(Records)
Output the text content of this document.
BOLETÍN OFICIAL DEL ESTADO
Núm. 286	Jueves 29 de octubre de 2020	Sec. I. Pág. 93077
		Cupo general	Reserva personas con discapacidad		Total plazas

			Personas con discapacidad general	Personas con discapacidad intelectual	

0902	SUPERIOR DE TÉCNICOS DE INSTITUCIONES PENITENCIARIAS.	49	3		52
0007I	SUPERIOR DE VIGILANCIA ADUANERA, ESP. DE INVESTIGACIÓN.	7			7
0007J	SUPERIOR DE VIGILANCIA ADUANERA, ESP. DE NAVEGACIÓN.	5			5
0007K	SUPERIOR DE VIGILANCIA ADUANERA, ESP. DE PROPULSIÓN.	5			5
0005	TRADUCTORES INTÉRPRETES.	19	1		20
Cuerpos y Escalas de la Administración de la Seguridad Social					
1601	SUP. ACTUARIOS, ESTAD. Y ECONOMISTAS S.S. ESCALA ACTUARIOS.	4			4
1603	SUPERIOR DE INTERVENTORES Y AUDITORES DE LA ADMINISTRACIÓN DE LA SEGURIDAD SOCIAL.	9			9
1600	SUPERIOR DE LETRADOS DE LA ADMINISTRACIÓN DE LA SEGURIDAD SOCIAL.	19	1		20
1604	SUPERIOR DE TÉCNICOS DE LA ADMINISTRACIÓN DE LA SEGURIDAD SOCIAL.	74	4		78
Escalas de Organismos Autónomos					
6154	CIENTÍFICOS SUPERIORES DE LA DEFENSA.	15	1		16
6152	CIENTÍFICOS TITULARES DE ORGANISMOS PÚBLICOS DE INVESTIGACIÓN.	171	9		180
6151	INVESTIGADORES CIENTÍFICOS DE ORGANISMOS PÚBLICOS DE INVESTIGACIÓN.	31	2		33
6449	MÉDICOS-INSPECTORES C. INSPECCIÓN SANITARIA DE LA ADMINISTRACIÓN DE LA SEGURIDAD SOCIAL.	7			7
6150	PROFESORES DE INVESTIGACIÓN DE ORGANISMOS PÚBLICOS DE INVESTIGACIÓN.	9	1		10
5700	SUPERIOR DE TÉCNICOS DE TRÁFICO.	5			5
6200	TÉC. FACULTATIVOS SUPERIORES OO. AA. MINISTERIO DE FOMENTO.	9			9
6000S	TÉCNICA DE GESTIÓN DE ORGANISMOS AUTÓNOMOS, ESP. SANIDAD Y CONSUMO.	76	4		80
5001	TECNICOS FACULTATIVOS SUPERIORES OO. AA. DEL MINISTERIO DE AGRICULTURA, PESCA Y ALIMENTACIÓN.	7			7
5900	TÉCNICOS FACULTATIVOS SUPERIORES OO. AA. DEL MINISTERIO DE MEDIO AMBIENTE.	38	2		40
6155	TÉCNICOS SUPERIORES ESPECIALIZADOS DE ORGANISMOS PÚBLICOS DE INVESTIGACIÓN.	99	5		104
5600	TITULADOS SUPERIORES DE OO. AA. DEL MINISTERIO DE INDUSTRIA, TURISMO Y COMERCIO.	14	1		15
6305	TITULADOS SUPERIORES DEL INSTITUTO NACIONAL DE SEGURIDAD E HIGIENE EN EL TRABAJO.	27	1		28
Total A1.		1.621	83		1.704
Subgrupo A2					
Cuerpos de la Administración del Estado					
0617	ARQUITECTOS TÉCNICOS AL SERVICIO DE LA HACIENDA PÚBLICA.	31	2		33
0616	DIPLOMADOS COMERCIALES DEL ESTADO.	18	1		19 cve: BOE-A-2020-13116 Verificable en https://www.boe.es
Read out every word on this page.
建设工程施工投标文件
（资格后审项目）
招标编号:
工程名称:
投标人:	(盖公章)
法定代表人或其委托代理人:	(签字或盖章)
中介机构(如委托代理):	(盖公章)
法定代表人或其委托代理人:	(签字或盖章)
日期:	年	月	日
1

### Task statement
Copy the records above exactly as they appear.

### Solution below
Output the text content of this document.
BOLETÍN OFICIAL DEL ESTADO
Núm. 286	Jueves 29 de octubre de 2020	Sec. I. Pág. 93077
		Cupo general	Reserva personas con discapacidad		Total plazas

			Personas con discapacidad general	Personas con discapacidad intelectual	

0902	SUPERIOR DE TÉCNICOS DE INSTITUCIONES PENITENCIARIAS.	49	3		52
0007I	SUPERIOR DE VIGILANCIA ADUANERA, ESP. DE INVESTIGACIÓN.	7			7
0007J	SUPERIOR DE VIGILANCIA ADUANERA, ESP. DE NAVEGACIÓN.	5			5
0007K	SUPERIOR DE VIGILANCIA ADUANERA, ESP. DE PROPULSIÓN.	5			5
0005	TRADUCTORES INTÉRPRETES.	19	1		20
Cuerpos y Escalas de la Administración de la Seguridad Social					
1601	SUP. ACTUARIOS, ESTAD. Y ECONOMISTAS S.S. ESCALA ACTUARIOS.	4			4
1603	SUPERIOR DE INTERVENTORES Y AUDITORES DE LA ADMINISTRACIÓN DE LA SEGURIDAD SOCIAL.	9			9
1600	SUPERIOR DE LETRADOS DE LA ADMINISTRACIÓN DE LA SEGURIDAD SOCIAL.	19	1		20
1604	SUPERIOR DE TÉCNICOS DE LA ADMINISTRACIÓN DE LA SEGURIDAD SOCIAL.	74	4		78
Escalas de Organismos Autónomos					
6154	CIENTÍFICOS SUPERIORES DE LA DEFENSA.	15	1		16
6152	CIENTÍFICOS TITULARES DE ORGANISMOS PÚBLICOS DE INVESTIGACIÓN.	171	9		180
6151	INVESTIGADORES CIENTÍFICOS DE ORGANISMOS PÚBLICOS DE INVESTIGACIÓN.	31	2		33
6449	MÉDICOS-INSPECTORES C. INSPECCIÓN SANITARIA DE LA ADMINISTRACIÓN DE LA SEGURIDAD SOCIAL.	7			7
6150	PROFESORES DE INVESTIGACIÓN DE ORGANISMOS PÚBLICOS DE INVESTIGACIÓN.	9	1		10
5700	SUPERIOR DE TÉCNICOS DE TRÁFICO.	5			5
6200	TÉC. FACULTATIVOS SUPERIORES OO. AA. MINISTERIO DE FOMENTO.	9			9
6000S	TÉCNICA DE GESTIÓN DE ORGANISMOS AUTÓNOMOS, ESP. SANIDAD Y CONSUMO.	76	4		80
5001	TECNICOS FACULTATIVOS SUPERIORES OO. AA. DEL MINISTERIO DE AGRICULTURA, PESCA Y ALIMENTACIÓN.	7			7
5900	TÉCNICOS FACULTATIVOS SUPERIORES OO. AA. DEL MINISTERIO DE MEDIO AMBIENTE.	38	2		40
6155	TÉCNICOS SUPERIORES ESPECIALIZADOS DE ORGANISMOS PÚBLICOS DE INVESTIGACIÓN.	99	5		104
5600	TITULADOS SUPERIORES DE OO. AA. DEL MINISTERIO DE INDUSTRIA, TURISMO Y COMERCIO.	14	1		15
6305	TITULADOS SUPERIORES DEL INSTITUTO NACIONAL DE SEGURIDAD E HIGIENE EN EL TRABAJO.	27	1		28
Total A1.		1.621	83		1.704
Subgrupo A2					
Cuerpos de la Administración del Estado					
0617	ARQUITECTOS TÉCNICOS AL SERVICIO DE LA HACIENDA PÚBLICA.	31	2		33
0616	DIPLOMADOS COMERCIALES DEL ESTADO.	18	1		19 cve: BOE-A-2020-13116 Verificable en https://www.boe.es
Read out every word on this page.
建设工程施工投标文件
（资格后审项目）
招标编号:
工程名称:
投标人:	(盖公章)
法定代表人或其委托代理人:	(签字或盖章)
中介机构(如委托代理):	(盖公章)
法定代表人或其委托代理人:	(签字或盖章)
日期:	年	月	日
1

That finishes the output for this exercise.